# [SET TASK]
Note each line where "счету" appears, and copy it.

# [Dataset items]
####################
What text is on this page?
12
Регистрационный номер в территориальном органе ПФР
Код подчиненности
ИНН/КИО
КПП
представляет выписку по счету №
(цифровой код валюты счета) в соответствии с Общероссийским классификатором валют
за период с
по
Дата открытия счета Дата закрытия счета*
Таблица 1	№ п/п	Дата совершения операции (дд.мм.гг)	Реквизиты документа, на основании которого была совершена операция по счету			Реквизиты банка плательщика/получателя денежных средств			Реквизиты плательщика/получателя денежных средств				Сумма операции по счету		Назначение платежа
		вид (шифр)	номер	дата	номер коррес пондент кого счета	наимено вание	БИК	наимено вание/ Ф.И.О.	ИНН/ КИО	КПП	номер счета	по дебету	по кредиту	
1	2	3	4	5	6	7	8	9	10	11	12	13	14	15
####################
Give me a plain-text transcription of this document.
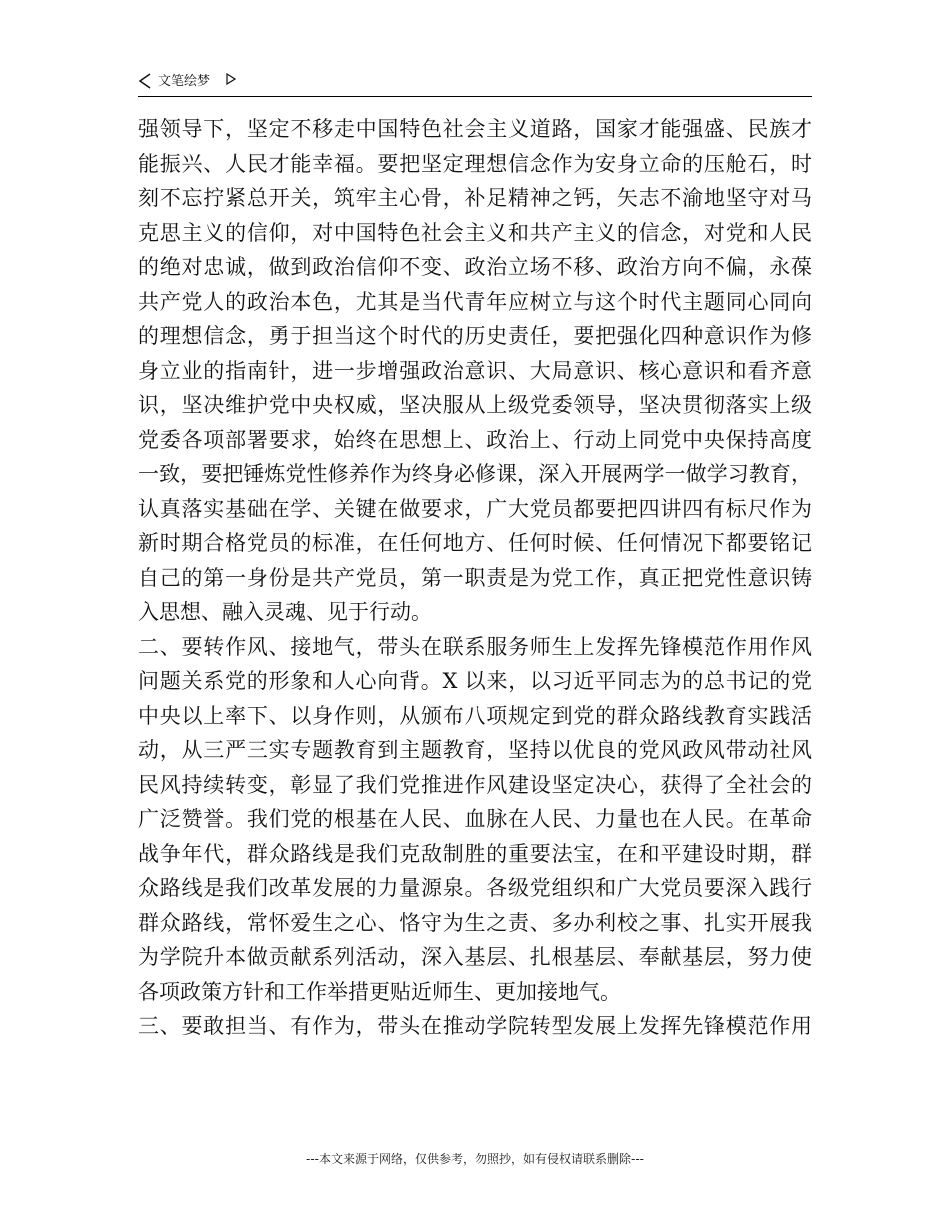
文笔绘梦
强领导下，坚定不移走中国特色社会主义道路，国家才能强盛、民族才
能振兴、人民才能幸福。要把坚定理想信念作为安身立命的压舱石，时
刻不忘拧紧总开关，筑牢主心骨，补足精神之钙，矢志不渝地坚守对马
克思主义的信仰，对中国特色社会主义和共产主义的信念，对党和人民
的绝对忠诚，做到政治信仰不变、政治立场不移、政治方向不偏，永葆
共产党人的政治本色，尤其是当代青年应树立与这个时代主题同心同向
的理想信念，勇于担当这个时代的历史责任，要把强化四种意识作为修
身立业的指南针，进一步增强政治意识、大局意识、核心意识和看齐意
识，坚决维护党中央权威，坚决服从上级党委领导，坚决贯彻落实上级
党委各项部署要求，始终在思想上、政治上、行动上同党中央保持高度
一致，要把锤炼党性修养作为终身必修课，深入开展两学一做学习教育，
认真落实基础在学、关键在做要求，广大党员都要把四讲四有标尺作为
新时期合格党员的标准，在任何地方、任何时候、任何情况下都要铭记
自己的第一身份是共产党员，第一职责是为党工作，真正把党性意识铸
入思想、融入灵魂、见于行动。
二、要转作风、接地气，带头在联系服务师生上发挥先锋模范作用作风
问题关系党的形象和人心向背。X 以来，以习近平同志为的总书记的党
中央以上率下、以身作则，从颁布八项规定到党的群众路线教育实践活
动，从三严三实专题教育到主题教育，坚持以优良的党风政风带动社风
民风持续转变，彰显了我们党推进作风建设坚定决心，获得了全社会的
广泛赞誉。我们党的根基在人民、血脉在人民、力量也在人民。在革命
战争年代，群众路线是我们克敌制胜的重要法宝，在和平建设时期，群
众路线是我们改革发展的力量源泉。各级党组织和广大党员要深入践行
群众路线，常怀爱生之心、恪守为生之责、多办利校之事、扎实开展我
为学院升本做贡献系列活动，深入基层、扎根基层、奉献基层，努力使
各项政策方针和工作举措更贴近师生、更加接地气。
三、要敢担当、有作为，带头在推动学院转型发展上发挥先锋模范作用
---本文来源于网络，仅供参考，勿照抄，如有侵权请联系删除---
####################
# [CORRECT RESPONSE]
представляет выписку по счету №
Таблица 1	№ п/п	Дата совершения операции (дд.мм.гг)	Реквизиты документа, на основании которого была совершена операция по счету			Реквизиты банка плательщика/получателя денежных средств			Реквизиты плательщика/получателя денежных средств				Сумма операции по счету		Назначение платежа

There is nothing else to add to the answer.